What to produce.
Check every line of the material below for the string "Threat", and return the ones that have it.

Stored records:
----------------

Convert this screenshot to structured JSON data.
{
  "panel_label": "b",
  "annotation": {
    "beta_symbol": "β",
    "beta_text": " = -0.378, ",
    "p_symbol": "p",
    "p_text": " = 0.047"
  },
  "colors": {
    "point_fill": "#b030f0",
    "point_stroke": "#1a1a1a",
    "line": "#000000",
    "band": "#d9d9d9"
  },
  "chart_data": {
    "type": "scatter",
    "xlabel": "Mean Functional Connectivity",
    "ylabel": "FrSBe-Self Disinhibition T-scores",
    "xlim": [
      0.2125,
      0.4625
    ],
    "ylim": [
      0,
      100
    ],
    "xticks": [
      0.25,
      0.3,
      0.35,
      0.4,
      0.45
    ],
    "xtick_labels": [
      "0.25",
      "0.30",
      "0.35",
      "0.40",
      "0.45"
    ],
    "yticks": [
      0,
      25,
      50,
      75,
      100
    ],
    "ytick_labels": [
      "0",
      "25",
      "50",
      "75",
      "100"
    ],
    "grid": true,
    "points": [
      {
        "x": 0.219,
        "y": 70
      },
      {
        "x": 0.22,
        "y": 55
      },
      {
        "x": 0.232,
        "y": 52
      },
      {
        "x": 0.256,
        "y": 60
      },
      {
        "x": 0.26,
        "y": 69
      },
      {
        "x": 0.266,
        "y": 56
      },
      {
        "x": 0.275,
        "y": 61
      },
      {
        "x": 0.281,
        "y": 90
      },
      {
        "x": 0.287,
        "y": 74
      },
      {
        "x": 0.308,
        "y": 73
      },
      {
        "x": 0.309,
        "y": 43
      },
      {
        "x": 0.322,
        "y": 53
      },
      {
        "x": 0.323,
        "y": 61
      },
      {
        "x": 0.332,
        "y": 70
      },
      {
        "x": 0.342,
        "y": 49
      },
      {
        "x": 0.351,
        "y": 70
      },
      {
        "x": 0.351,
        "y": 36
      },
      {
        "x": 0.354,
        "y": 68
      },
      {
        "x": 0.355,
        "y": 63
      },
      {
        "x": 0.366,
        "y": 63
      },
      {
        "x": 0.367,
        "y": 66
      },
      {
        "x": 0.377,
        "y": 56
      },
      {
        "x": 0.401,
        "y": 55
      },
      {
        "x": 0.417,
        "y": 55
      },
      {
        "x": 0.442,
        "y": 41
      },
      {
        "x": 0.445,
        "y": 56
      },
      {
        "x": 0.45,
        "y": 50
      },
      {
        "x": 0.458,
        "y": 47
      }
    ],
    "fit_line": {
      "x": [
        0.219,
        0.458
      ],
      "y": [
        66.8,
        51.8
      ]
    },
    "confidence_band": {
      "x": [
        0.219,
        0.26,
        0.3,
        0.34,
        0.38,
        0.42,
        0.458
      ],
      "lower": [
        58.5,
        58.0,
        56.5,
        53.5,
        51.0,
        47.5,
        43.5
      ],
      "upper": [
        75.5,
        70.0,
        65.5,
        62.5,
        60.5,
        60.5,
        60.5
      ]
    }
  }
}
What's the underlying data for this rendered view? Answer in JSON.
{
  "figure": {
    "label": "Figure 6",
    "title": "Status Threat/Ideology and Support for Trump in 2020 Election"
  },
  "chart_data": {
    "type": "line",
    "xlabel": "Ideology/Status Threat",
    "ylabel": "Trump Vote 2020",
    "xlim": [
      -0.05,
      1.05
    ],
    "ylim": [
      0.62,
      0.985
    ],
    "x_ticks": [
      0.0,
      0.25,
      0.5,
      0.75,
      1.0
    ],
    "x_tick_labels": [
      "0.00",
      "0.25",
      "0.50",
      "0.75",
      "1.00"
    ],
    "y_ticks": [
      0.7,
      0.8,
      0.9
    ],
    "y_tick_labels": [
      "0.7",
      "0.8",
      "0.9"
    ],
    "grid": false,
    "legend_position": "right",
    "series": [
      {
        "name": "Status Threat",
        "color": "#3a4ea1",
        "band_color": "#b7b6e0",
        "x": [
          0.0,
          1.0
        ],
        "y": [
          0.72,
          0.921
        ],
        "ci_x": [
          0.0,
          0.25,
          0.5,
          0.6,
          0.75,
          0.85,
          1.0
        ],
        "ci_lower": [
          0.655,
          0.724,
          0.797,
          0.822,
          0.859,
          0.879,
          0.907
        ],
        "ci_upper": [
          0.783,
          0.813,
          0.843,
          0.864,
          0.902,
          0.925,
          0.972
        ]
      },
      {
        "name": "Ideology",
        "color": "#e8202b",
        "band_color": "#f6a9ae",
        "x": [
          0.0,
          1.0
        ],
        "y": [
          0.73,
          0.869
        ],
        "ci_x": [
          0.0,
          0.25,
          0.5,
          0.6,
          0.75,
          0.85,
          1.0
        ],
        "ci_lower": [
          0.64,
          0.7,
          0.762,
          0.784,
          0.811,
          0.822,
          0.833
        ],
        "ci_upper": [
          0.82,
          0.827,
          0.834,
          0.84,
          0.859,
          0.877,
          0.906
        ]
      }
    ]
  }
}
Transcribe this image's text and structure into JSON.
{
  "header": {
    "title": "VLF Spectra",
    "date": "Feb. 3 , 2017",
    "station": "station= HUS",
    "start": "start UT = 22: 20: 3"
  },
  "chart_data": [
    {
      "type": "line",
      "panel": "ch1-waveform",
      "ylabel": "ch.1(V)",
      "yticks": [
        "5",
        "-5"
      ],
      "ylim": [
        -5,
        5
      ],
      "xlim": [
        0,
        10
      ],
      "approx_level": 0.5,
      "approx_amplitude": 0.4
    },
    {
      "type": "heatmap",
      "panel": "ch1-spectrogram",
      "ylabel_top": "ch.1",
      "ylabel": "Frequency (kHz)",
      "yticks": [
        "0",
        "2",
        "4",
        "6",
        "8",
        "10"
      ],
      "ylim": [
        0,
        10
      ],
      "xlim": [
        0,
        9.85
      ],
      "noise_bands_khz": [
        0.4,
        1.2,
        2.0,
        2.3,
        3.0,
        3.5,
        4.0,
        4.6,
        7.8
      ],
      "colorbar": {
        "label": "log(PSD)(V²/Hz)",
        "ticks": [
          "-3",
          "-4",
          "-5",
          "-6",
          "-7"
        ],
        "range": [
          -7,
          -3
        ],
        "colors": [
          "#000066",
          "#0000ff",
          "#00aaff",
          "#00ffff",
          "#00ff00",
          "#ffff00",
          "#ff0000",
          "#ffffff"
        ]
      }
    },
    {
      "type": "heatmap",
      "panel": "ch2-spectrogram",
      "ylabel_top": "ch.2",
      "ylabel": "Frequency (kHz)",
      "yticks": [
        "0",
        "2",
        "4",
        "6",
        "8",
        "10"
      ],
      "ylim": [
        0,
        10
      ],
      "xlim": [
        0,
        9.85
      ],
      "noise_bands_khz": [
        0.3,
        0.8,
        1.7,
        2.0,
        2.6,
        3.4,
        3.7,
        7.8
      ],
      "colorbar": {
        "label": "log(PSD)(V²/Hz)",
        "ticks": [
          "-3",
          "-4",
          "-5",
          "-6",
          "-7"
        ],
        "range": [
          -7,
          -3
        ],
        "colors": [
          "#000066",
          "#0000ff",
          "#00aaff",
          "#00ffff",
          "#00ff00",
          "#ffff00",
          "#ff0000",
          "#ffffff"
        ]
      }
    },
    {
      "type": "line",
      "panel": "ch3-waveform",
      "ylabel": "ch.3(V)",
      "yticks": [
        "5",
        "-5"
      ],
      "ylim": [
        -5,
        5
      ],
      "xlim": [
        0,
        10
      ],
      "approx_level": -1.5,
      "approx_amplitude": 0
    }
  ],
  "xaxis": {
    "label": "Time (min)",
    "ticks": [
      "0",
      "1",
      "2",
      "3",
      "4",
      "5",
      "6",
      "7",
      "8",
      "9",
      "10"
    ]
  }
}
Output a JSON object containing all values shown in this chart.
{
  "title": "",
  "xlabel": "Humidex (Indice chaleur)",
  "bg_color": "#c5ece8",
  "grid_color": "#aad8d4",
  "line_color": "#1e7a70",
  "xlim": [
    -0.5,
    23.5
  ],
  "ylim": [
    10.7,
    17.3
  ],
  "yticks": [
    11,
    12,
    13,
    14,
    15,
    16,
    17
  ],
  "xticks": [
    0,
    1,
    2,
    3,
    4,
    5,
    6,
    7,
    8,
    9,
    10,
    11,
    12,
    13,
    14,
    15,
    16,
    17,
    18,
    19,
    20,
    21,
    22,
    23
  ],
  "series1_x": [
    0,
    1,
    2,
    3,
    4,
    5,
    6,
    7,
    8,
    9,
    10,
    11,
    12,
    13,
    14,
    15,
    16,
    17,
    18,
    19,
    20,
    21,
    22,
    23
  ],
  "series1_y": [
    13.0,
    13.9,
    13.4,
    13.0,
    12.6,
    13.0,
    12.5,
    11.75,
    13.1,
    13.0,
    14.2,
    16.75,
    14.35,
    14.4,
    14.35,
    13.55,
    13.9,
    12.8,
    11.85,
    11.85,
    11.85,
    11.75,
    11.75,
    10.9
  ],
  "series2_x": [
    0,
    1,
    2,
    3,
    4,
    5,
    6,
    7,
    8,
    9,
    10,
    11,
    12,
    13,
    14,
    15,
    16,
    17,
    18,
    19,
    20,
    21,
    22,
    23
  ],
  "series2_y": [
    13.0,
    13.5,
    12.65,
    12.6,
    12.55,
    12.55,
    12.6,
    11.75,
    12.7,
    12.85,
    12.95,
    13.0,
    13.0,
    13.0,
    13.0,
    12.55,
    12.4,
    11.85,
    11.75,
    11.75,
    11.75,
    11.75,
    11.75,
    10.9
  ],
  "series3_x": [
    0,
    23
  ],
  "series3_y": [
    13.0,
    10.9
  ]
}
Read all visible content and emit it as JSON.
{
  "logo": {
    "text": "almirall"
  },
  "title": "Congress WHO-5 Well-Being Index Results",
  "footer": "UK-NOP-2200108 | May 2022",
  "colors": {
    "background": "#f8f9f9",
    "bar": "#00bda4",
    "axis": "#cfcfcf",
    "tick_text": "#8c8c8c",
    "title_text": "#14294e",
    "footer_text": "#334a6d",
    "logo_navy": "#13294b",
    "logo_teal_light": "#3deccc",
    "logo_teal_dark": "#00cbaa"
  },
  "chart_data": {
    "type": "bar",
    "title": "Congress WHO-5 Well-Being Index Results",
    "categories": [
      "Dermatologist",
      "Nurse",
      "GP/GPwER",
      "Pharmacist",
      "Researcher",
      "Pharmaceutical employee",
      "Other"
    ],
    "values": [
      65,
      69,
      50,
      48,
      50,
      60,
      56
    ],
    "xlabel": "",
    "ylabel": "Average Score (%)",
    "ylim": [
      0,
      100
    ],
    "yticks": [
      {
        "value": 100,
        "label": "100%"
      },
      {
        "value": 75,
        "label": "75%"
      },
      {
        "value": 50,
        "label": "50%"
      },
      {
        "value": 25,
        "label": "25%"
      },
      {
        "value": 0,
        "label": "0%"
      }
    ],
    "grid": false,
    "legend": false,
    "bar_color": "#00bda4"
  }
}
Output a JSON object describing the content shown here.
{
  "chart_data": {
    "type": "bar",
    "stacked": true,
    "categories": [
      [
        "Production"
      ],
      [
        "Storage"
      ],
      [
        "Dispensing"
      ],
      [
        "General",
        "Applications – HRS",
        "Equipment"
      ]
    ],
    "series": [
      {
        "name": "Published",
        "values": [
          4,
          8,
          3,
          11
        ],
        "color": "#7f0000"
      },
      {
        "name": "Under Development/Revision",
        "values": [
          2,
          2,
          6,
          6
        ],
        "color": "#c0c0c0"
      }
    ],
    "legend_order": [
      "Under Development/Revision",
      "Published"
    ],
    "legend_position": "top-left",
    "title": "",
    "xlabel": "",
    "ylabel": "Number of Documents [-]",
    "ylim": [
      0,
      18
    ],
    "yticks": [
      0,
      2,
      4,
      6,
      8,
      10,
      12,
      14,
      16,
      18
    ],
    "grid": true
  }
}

----------------

Result for this task.
    "title": "Status Threat/Ideology and Support for Trump in 2020 Election"
    "xlabel": "Ideology/Status Threat",
        "name": "Status Threat",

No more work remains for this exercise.